Task requirements => Identify all lines in the listing that include the word "Shirocco", and copy them out.

---------- Data to process ----------

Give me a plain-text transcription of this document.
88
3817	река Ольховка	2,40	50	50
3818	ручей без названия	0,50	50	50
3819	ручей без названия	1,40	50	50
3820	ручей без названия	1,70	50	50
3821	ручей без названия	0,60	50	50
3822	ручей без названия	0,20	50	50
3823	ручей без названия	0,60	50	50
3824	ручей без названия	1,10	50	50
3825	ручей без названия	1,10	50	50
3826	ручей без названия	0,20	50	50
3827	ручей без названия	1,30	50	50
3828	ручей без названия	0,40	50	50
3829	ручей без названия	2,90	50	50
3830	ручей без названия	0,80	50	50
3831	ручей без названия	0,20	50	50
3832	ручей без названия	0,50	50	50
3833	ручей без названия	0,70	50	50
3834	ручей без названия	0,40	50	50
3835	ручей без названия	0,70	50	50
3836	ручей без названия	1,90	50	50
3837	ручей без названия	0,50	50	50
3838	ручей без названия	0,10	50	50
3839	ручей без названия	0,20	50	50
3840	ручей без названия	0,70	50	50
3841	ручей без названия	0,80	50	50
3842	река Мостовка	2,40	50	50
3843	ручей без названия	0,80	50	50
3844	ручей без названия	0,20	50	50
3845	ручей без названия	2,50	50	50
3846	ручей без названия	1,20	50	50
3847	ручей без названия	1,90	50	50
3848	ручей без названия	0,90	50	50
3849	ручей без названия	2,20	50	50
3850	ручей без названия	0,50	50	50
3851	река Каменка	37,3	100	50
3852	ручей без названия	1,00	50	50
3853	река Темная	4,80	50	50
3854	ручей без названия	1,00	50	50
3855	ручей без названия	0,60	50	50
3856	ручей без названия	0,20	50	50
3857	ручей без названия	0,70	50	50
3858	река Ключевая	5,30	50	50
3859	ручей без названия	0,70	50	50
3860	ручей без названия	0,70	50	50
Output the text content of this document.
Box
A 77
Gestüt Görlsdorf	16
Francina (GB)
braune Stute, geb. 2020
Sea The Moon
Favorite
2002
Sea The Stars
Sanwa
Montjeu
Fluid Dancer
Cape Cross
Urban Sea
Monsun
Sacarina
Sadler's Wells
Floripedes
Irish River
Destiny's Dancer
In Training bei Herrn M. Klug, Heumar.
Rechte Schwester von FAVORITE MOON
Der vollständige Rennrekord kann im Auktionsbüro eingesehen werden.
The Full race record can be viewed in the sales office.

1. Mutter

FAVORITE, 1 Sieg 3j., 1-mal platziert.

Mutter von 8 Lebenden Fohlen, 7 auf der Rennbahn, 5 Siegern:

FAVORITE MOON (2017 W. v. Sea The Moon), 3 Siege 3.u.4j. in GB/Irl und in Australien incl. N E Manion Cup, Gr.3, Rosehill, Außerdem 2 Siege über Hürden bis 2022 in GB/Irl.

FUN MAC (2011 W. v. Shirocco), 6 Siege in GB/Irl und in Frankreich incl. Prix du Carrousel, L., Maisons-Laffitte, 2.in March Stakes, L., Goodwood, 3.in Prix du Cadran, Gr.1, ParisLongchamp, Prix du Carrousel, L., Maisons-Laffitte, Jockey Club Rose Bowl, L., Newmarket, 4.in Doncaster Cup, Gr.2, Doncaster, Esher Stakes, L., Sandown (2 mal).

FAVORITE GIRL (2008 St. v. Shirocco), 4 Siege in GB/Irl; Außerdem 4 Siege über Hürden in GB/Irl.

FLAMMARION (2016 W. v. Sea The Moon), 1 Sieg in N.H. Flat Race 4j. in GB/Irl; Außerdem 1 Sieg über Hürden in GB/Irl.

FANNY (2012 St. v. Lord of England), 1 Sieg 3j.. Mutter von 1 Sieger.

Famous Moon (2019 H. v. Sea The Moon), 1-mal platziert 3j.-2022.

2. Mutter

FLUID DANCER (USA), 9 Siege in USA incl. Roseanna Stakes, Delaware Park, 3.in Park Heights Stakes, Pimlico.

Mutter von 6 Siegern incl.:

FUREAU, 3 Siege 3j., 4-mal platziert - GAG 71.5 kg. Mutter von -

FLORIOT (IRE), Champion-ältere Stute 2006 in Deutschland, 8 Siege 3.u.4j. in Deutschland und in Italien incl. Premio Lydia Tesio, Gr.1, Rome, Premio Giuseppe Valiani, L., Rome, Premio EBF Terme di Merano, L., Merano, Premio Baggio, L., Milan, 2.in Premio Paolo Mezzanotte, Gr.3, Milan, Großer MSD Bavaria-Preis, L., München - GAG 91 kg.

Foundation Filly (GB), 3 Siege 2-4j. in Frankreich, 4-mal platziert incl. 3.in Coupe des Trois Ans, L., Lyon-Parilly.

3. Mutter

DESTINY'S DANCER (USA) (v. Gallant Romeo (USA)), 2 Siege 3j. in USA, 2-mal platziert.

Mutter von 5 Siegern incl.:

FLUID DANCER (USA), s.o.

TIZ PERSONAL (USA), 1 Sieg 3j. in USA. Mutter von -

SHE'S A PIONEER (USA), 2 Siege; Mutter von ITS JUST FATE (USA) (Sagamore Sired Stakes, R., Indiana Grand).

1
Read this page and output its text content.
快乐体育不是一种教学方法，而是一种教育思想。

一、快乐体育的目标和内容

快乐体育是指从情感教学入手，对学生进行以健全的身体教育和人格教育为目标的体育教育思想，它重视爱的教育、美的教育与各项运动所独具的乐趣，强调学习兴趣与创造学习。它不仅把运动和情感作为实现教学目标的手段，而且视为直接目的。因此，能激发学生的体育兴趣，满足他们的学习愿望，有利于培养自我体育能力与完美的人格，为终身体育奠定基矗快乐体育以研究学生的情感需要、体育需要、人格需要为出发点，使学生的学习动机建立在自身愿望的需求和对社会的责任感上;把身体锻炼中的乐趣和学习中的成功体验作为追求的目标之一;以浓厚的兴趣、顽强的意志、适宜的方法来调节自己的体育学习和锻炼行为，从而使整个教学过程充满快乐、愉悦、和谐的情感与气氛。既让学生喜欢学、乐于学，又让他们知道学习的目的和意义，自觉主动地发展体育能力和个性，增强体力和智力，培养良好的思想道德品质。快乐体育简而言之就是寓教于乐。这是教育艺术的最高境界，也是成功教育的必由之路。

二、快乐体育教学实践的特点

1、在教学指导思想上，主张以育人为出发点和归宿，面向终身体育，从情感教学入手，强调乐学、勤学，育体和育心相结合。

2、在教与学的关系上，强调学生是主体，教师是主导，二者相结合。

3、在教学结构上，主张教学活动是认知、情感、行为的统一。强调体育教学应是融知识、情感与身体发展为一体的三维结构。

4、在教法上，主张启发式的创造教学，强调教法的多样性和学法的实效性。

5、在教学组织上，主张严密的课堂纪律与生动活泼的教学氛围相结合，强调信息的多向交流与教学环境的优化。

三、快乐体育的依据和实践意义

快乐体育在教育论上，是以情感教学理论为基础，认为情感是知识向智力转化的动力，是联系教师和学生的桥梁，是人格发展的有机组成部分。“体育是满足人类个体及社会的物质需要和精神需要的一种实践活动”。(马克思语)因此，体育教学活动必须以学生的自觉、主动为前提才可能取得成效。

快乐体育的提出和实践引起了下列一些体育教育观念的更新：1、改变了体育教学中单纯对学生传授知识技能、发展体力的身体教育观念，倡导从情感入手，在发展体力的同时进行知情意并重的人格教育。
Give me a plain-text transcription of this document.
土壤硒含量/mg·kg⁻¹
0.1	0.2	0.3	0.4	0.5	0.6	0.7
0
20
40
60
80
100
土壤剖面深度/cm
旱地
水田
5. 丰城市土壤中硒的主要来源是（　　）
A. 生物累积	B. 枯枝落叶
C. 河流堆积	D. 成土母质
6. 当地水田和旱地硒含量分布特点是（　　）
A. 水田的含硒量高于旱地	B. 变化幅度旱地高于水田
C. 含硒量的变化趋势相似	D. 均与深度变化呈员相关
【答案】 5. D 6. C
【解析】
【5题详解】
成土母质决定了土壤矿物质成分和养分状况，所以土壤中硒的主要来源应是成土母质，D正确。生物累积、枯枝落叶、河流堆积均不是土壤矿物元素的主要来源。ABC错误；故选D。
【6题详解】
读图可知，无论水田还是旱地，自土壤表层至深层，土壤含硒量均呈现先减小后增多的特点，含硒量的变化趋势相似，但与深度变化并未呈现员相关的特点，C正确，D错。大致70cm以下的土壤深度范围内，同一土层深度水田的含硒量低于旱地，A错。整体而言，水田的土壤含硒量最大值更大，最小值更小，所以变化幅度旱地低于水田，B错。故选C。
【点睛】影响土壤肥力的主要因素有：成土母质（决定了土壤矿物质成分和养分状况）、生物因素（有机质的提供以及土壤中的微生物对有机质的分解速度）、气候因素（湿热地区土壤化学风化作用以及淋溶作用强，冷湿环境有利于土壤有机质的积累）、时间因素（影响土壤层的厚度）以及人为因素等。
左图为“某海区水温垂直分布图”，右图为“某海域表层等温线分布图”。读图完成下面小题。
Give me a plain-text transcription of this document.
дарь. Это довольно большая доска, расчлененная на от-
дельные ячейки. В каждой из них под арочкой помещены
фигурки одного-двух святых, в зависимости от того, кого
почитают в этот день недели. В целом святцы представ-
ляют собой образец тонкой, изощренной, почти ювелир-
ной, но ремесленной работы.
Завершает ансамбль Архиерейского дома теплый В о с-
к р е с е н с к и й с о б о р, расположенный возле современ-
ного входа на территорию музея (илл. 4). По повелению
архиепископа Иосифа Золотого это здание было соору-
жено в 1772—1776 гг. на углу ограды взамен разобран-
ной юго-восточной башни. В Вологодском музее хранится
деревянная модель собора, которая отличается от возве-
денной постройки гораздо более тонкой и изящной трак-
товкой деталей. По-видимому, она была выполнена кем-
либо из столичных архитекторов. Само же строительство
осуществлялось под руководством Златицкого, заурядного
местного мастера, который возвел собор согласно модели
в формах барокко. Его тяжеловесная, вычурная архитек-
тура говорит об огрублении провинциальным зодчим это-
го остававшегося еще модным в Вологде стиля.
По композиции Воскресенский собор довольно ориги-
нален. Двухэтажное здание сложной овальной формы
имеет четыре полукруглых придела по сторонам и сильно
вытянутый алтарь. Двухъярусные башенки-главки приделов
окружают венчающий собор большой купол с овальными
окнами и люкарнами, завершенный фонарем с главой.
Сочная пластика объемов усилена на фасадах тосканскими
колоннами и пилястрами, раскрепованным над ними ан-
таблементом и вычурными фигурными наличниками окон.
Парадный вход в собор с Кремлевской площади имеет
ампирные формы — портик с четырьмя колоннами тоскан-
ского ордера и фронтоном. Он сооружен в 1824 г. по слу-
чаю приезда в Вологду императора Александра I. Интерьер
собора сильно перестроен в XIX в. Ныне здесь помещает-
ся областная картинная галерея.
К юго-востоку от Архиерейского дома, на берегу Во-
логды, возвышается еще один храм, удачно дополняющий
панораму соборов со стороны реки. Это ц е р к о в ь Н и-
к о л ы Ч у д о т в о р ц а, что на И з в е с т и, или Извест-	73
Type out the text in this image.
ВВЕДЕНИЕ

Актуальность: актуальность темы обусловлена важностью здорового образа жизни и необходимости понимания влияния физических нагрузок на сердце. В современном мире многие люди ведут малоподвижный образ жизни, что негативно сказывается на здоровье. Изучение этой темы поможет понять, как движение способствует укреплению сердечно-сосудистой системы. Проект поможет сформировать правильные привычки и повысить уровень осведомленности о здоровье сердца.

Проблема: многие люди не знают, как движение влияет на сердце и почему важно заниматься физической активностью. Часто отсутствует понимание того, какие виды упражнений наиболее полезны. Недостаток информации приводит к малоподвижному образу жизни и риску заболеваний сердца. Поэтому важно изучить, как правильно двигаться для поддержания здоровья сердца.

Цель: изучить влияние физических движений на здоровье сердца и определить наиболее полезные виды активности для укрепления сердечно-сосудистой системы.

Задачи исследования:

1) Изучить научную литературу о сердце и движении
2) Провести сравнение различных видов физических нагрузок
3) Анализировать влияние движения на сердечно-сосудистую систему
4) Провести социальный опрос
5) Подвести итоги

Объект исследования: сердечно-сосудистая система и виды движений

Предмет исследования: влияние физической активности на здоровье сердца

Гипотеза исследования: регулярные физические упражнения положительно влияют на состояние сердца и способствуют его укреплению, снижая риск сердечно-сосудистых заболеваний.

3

----------

Result for this task =>
FUN MAC (2011 W. v. Shirocco), 6 Siege in GB/Irl und in Frankreich incl. Prix du Carrousel, L., Maisons-Laffitte, 2.in March Stakes, L., Goodwood, 3.in Prix du Cadran, Gr.1, ParisLongchamp, Prix du Carrousel, L., Maisons-Laffitte, Jockey Club Rose Bowl, L., Newmarket, 4.in Doncaster Cup, Gr.2, Doncaster, Esher Stakes, L., Sandown (2 mal).
FAVORITE GIRL (2008 St. v. Shirocco), 4 Siege in GB/Irl; Außerdem 4 Siege über Hürden in GB/Irl.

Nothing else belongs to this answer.